* **WHAT THE TASK ASKS**
Go through the entries below and print each one exactly, leaving out pictures.

* **ENTRIES SHOWN**
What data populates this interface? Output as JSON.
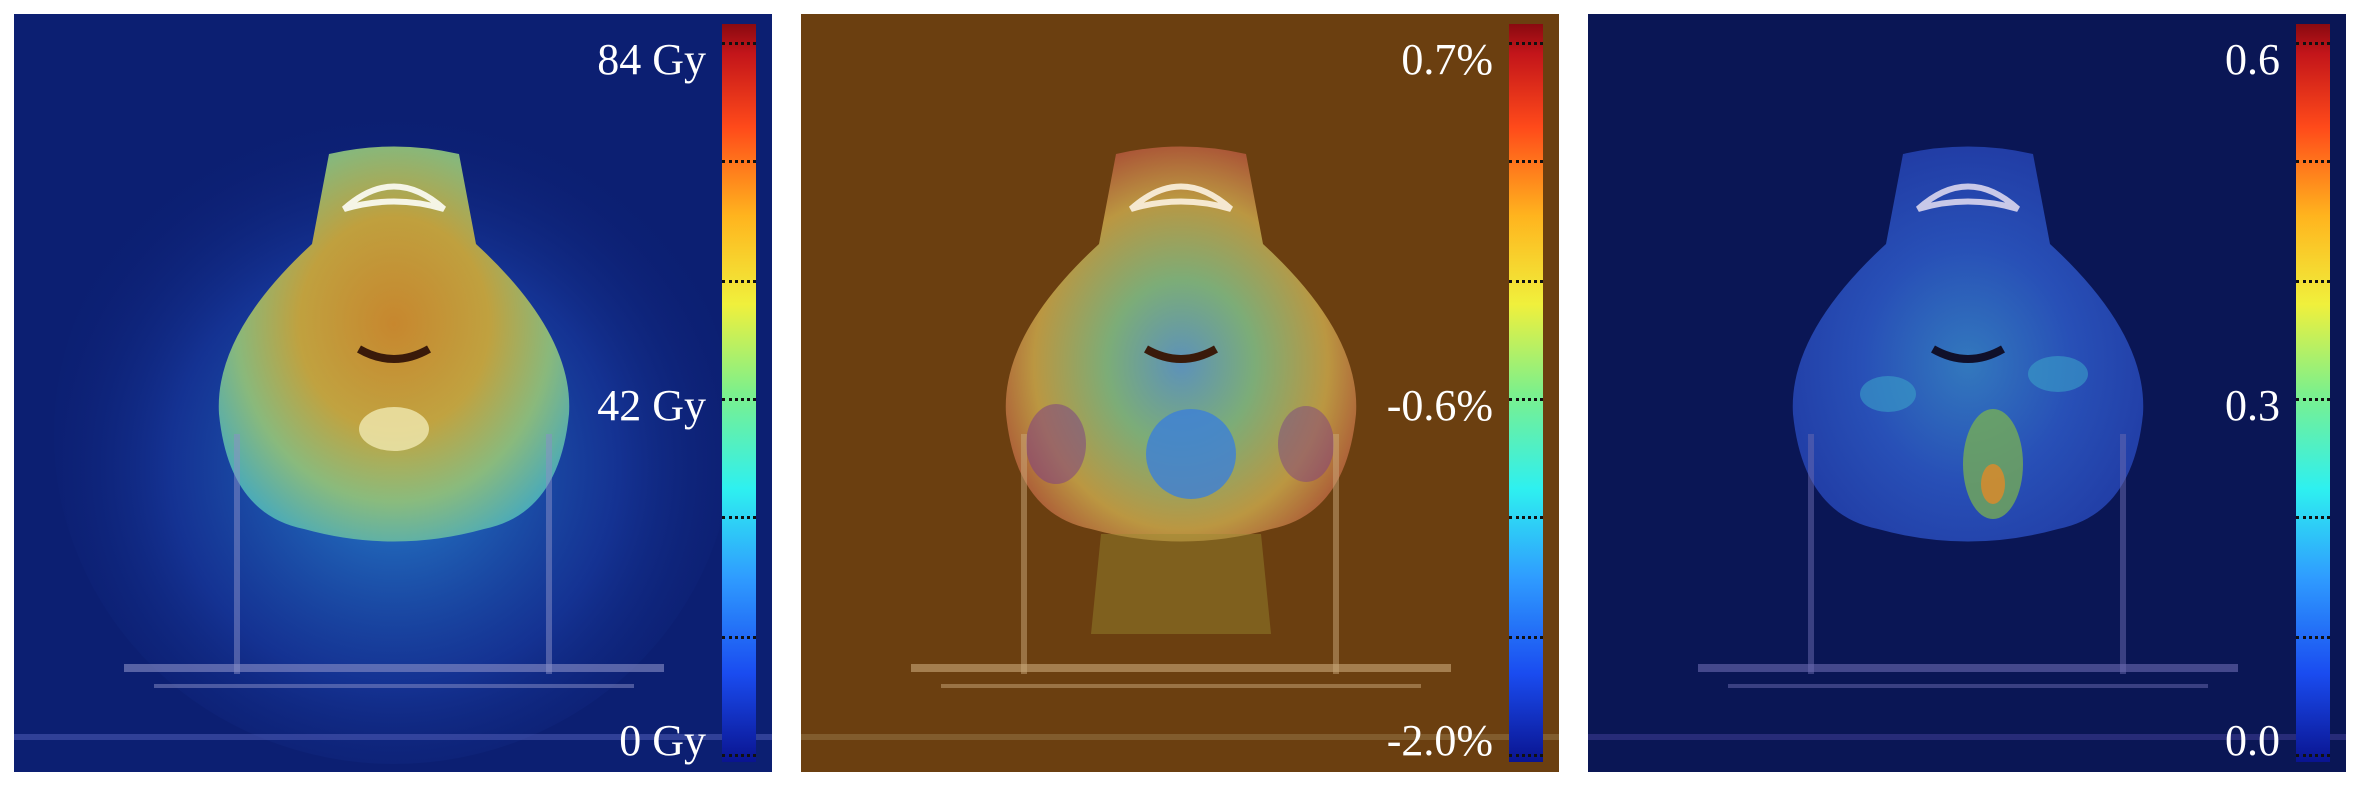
{
  "panels": [
    {
      "colorbar": {
        "max_label": "84 Gy",
        "mid_label": "42 Gy",
        "min_label": "0 Gy"
      },
      "background_color": "#0c1f72"
    },
    {
      "colorbar": {
        "max_label": "0.7%",
        "mid_label": "-0.6%",
        "min_label": "-2.0%"
      },
      "background_color": "#6b3f10"
    },
    {
      "colorbar": {
        "max_label": "0.6",
        "mid_label": "0.3",
        "min_label": "0.0"
      },
      "background_color": "#0a1655"
    }
  ]
}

* **WRITTEN RESPONSE**
What data populates this interface? Output as JSON.
{
  "panels": [
    {
      "colorbar": {
        "max_label": "84 Gy",
        "mid_label": "42 Gy",
        "min_label": "0 Gy"
      },
      "background_color": "#0c1f72"
    },
    {
      "colorbar": {
        "max_label": "0.7%",
        "mid_label": "-0.6%",
        "min_label": "-2.0%"
      },
      "background_color": "#6b3f10"
    },
    {
      "colorbar": {
        "max_label": "0.6",
        "mid_label": "0.3",
        "min_label": "0.0"
      },
      "background_color": "#0a1655"
    }
  ]
}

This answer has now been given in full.